Teks Sumber:
---
Seorang
Bapak bemarga Panjaitan, di sebuah desa terpencil di wilayah Kabupaten Toba
Samosir, datang membawa dua orang anaknya dan meminta supaya Gereja bersedia
membaptis mereka. Dia bukan seorang Protestan, tetapi seorang penganut
kepercayaan “asli” nusantara: Parmalim. Dia harus membawa kedua anaknya untuk
mendapatkan Surat Pembaptisan sebagai syarat administrasi pengurusan Akte
Kelahiran di Kantor Catatan Sipil. Lebih jauh, di kolom agama KTP bapak
setengah baya tersebut juga tertera “Protestan”, itu karena dia memang
diharuskan memilih salah satu agama resmi di republik ini.
Bangsa Bhineka
Perbedaan
memang sudah merupakan hakekat kehidupan
manusia, ia tidak dapat diganggu-gugat. Hal itu bukan lagi suatu yang baru
muncul secara tiba-tiba pada masa-masa belakangan ini, namun dari perspektif
iman sekalipun menyatakan bahwa perbedaan itu telah ada semenjak penciptaan itu
dilakukan oleh Allah. Menolak perbedaan adalah tindakan yang menolak Allah yang
telah menciptakan perbedaan (bandingkan Kejadian 1:26-27; 2:19).
Dalam
konteks kebangsaan, kebhinekaan tentunya adalah sebuah keniscayaan. Dia
bukanlah suatu bahan perbincangan yang baru begitu saja muncul namun merupakan
eksistensi bangsa, dengan kesadaran penuh para pendiri bangsa ini sejak awalnya
telah menyatakannya dengan lantang bahwa perbedaan itu sebagai semboyan negeri
Indonesia. Bhineka dalam budaya dan bhineka dalam kepercayaan.
---
Data yang Diekstrak:
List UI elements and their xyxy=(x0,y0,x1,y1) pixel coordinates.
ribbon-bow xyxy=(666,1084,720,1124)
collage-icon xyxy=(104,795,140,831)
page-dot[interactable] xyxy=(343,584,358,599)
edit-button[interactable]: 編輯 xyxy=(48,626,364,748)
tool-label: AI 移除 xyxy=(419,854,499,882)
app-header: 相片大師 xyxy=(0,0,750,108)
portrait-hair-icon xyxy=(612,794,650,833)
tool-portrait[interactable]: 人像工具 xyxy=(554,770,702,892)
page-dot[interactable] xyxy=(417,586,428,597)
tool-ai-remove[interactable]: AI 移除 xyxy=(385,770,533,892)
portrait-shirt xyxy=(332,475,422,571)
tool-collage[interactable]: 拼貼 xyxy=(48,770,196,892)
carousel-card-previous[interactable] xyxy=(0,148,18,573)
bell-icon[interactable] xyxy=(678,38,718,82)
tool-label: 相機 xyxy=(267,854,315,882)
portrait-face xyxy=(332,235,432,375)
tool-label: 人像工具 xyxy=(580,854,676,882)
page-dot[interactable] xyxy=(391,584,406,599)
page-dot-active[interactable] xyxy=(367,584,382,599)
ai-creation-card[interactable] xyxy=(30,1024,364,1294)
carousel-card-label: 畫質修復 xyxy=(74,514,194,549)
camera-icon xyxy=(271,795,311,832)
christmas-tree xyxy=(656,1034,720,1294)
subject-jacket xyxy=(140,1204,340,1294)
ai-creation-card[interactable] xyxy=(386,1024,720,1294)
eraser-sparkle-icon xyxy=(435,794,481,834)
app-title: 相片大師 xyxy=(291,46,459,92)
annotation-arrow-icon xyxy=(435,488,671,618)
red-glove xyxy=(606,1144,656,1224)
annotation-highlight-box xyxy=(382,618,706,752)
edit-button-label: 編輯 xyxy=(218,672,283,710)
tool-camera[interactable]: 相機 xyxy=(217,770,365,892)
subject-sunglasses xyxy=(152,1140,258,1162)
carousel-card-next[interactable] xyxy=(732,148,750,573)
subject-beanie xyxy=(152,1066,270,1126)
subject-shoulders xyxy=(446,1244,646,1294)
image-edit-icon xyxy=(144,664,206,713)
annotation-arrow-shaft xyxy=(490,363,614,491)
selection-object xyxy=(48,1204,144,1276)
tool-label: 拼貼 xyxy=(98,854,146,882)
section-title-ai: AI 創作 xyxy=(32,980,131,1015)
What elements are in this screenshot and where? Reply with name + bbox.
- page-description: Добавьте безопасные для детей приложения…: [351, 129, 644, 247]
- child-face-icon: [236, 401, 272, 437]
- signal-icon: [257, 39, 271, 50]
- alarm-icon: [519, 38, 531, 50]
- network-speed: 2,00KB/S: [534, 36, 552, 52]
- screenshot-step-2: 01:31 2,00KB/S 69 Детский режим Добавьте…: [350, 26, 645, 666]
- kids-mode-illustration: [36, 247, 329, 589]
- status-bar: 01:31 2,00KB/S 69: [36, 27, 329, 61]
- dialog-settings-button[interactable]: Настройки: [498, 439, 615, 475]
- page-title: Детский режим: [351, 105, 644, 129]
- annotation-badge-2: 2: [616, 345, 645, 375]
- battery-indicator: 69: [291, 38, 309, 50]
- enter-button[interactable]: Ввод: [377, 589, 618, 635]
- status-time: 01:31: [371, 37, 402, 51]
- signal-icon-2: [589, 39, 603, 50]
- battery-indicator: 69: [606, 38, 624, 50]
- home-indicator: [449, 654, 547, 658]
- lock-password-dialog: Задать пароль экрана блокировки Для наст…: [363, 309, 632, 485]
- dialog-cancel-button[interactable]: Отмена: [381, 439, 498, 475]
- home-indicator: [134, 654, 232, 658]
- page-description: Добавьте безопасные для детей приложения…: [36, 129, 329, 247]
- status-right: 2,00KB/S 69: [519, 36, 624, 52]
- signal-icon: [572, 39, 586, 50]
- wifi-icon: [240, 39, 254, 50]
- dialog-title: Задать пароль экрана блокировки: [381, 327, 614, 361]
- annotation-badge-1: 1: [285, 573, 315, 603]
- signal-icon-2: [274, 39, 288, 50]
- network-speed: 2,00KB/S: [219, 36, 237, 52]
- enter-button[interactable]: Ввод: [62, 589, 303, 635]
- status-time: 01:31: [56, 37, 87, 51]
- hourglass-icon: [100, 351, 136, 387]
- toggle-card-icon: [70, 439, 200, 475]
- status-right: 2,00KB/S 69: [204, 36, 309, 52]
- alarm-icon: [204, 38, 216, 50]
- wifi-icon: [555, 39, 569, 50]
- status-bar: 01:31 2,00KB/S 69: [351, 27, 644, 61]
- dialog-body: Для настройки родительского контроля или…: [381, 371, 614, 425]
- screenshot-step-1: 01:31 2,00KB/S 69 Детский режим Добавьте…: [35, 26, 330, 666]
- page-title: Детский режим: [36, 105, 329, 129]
---
Tugas Latihan:
A – Tuliskan dengan tepat bagian teks sumber dari "Bangsa Bhineka" sampai "Kejadian 1:26-27; 2:19).".
B – Untuk setiap pernyataan berikut, tentukan apakah sesuai dengan teks sumber. Jawab ya atau tidak, lalu kutip persis kata-kata teks yang menentukannya. (i) Bapak bermarga Panjaitan itu adalah seorang penganut Protestan. (ii) Surat Pembaptisan menjadi syarat administrasi untuk mengurus Akte Kelahiran. (iii) Perbedaan baru muncul secara tiba-tiba pada masa-masa belakangan ini.

Jawaban Tiap Tugas:
A –
Bangsa Bhineka
Perbedaan
memang sudah merupakan hakekat kehidupan
manusia, ia tidak dapat diganggu-gugat. Hal itu bukan lagi suatu yang baru
muncul secara tiba-tiba pada masa-masa belakangan ini, namun dari perspektif
iman sekalipun menyatakan bahwa perbedaan itu telah ada semenjak penciptaan itu
dilakukan oleh Allah. Menolak perbedaan adalah tindakan yang menolak Allah yang
telah menciptakan perbedaan (bandingkan Kejadian 1:26-27; 2:19).

B –
(i) Tidak: "Dia bukan seorang Protestan, tetapi seorang penganut kepercayaan “asli” nusantara: Parmalim."
(ii) Ya: "mendapatkan Surat Pembaptisan sebagai syarat administrasi pengurusan Akte Kelahiran di Kantor Catatan Sipil."
(iii) Tidak: "Hal itu bukan lagi suatu yang baru muncul secara tiba-tiba pada masa-masa belakangan ini"